[Dataset listings of figures]
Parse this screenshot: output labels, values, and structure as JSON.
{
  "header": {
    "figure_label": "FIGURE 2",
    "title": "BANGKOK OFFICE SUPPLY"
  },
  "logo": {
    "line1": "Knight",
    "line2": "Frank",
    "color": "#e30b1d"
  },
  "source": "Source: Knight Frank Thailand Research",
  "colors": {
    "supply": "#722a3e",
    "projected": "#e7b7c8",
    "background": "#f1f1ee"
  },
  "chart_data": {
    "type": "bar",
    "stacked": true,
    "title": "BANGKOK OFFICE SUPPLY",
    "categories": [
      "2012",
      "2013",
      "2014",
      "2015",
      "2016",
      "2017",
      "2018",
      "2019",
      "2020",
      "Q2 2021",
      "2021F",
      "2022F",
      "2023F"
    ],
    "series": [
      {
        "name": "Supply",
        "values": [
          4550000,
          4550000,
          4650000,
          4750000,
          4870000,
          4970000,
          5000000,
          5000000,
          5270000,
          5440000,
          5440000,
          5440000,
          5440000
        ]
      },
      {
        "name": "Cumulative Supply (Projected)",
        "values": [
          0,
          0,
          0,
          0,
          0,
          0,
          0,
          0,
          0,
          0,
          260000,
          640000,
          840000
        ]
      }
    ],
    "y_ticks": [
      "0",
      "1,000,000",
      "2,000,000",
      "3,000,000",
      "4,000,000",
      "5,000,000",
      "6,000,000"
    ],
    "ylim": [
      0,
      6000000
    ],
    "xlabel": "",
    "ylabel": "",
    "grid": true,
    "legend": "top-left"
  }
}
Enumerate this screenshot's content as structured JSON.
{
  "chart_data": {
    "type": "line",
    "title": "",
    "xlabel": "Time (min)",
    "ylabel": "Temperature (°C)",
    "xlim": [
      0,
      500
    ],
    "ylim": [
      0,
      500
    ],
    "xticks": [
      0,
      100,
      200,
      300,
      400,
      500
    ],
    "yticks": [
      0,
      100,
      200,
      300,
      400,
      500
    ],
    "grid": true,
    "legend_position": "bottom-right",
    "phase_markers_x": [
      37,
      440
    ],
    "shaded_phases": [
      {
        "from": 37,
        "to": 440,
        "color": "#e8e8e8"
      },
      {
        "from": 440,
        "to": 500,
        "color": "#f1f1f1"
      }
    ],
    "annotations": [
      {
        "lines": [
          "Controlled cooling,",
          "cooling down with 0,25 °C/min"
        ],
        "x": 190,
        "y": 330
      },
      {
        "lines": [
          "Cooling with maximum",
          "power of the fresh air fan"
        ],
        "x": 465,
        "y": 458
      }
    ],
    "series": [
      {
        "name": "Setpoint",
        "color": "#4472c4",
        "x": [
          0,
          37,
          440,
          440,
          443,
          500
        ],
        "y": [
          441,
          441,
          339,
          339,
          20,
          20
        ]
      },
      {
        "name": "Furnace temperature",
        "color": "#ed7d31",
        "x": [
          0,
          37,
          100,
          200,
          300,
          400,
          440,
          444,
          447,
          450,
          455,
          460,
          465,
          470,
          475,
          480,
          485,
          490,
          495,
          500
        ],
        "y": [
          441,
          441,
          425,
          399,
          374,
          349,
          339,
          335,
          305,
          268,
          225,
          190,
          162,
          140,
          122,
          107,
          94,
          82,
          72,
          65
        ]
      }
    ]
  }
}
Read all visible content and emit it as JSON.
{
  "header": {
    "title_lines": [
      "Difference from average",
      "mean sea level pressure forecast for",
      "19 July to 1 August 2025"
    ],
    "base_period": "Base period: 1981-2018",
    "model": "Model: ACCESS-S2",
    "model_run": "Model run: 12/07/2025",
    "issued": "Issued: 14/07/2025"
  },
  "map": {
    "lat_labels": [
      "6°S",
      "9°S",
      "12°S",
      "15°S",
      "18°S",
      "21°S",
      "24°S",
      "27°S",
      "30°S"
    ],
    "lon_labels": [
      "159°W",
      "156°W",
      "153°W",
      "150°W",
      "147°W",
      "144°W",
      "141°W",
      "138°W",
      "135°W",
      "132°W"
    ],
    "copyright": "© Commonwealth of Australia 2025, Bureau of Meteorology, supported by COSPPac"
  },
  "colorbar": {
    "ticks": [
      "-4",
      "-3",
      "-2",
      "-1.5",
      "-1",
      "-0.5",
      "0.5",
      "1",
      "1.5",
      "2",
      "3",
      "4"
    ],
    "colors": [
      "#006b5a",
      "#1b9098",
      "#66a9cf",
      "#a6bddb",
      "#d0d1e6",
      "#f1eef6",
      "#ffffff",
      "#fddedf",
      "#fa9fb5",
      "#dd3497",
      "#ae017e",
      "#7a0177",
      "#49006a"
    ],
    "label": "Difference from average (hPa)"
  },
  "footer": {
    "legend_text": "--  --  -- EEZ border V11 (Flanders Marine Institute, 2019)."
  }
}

- _What to produce_
Could you quote the material above in full, exactly as it stands?

- _Response to this exercise_
Parse this screenshot: output labels, values, and structure as JSON.
{
  "header": {
    "figure_label": "FIGURE 2",
    "title": "BANGKOK OFFICE SUPPLY"
  },
  "logo": {
    "line1": "Knight",
    "line2": "Frank",
    "color": "#e30b1d"
  },
  "source": "Source: Knight Frank Thailand Research",
  "colors": {
    "supply": "#722a3e",
    "projected": "#e7b7c8",
    "background": "#f1f1ee"
  },
  "chart_data": {
    "type": "bar",
    "stacked": true,
    "title": "BANGKOK OFFICE SUPPLY",
    "categories": [
      "2012",
      "2013",
      "2014",
      "2015",
      "2016",
      "2017",
      "2018",
      "2019",
      "2020",
      "Q2 2021",
      "2021F",
      "2022F",
      "2023F"
    ],
    "series": [
      {
        "name": "Supply",
        "values": [
          4550000,
          4550000,
          4650000,
          4750000,
          4870000,
          4970000,
          5000000,
          5000000,
          5270000,
          5440000,
          5440000,
          5440000,
          5440000
        ]
      },
      {
        "name": "Cumulative Supply (Projected)",
        "values": [
          0,
          0,
          0,
          0,
          0,
          0,
          0,
          0,
          0,
          0,
          260000,
          640000,
          840000
        ]
      }
    ],
    "y_ticks": [
      "0",
      "1,000,000",
      "2,000,000",
      "3,000,000",
      "4,000,000",
      "5,000,000",
      "6,000,000"
    ],
    "ylim": [
      0,
      6000000
    ],
    "xlabel": "",
    "ylabel": "",
    "grid": true,
    "legend": "top-left"
  }
}
Enumerate this screenshot's content as structured JSON.
{
  "chart_data": {
    "type": "line",
    "title": "",
    "xlabel": "Time (min)",
    "ylabel": "Temperature (°C)",
    "xlim": [
      0,
      500
    ],
    "ylim": [
      0,
      500
    ],
    "xticks": [
      0,
      100,
      200,
      300,
      400,
      500
    ],
    "yticks": [
      0,
      100,
      200,
      300,
      400,
      500
    ],
    "grid": true,
    "legend_position": "bottom-right",
    "phase_markers_x": [
      37,
      440
    ],
    "shaded_phases": [
      {
        "from": 37,
        "to": 440,
        "color": "#e8e8e8"
      },
      {
        "from": 440,
        "to": 500,
        "color": "#f1f1f1"
      }
    ],
    "annotations": [
      {
        "lines": [
          "Controlled cooling,",
          "cooling down with 0,25 °C/min"
        ],
        "x": 190,
        "y": 330
      },
      {
        "lines": [
          "Cooling with maximum",
          "power of the fresh air fan"
        ],
        "x": 465,
        "y": 458
      }
    ],
    "series": [
      {
        "name": "Setpoint",
        "color": "#4472c4",
        "x": [
          0,
          37,
          440,
          440,
          443,
          500
        ],
        "y": [
          441,
          441,
          339,
          339,
          20,
          20
        ]
      },
      {
        "name": "Furnace temperature",
        "color": "#ed7d31",
        "x": [
          0,
          37,
          100,
          200,
          300,
          400,
          440,
          444,
          447,
          450,
          455,
          460,
          465,
          470,
          475,
          480,
          485,
          490,
          495,
          500
        ],
        "y": [
          441,
          441,
          425,
          399,
          374,
          349,
          339,
          335,
          305,
          268,
          225,
          190,
          162,
          140,
          122,
          107,
          94,
          82,
          72,
          65
        ]
      }
    ]
  }
}
Read all visible content and emit it as JSON.
{
  "header": {
    "title_lines": [
      "Difference from average",
      "mean sea level pressure forecast for",
      "19 July to 1 August 2025"
    ],
    "base_period": "Base period: 1981-2018",
    "model": "Model: ACCESS-S2",
    "model_run": "Model run: 12/07/2025",
    "issued": "Issued: 14/07/2025"
  },
  "map": {
    "lat_labels": [
      "6°S",
      "9°S",
      "12°S",
      "15°S",
      "18°S",
      "21°S",
      "24°S",
      "27°S",
      "30°S"
    ],
    "lon_labels": [
      "159°W",
      "156°W",
      "153°W",
      "150°W",
      "147°W",
      "144°W",
      "141°W",
      "138°W",
      "135°W",
      "132°W"
    ],
    "copyright": "© Commonwealth of Australia 2025, Bureau of Meteorology, supported by COSPPac"
  },
  "colorbar": {
    "ticks": [
      "-4",
      "-3",
      "-2",
      "-1.5",
      "-1",
      "-0.5",
      "0.5",
      "1",
      "1.5",
      "2",
      "3",
      "4"
    ],
    "colors": [
      "#006b5a",
      "#1b9098",
      "#66a9cf",
      "#a6bddb",
      "#d0d1e6",
      "#f1eef6",
      "#ffffff",
      "#fddedf",
      "#fa9fb5",
      "#dd3497",
      "#ae017e",
      "#7a0177",
      "#49006a"
    ],
    "label": "Difference from average (hPa)"
  },
  "footer": {
    "legend_text": "--  --  -- EEZ border V11 (Flanders Marine Institute, 2019)."
  }
}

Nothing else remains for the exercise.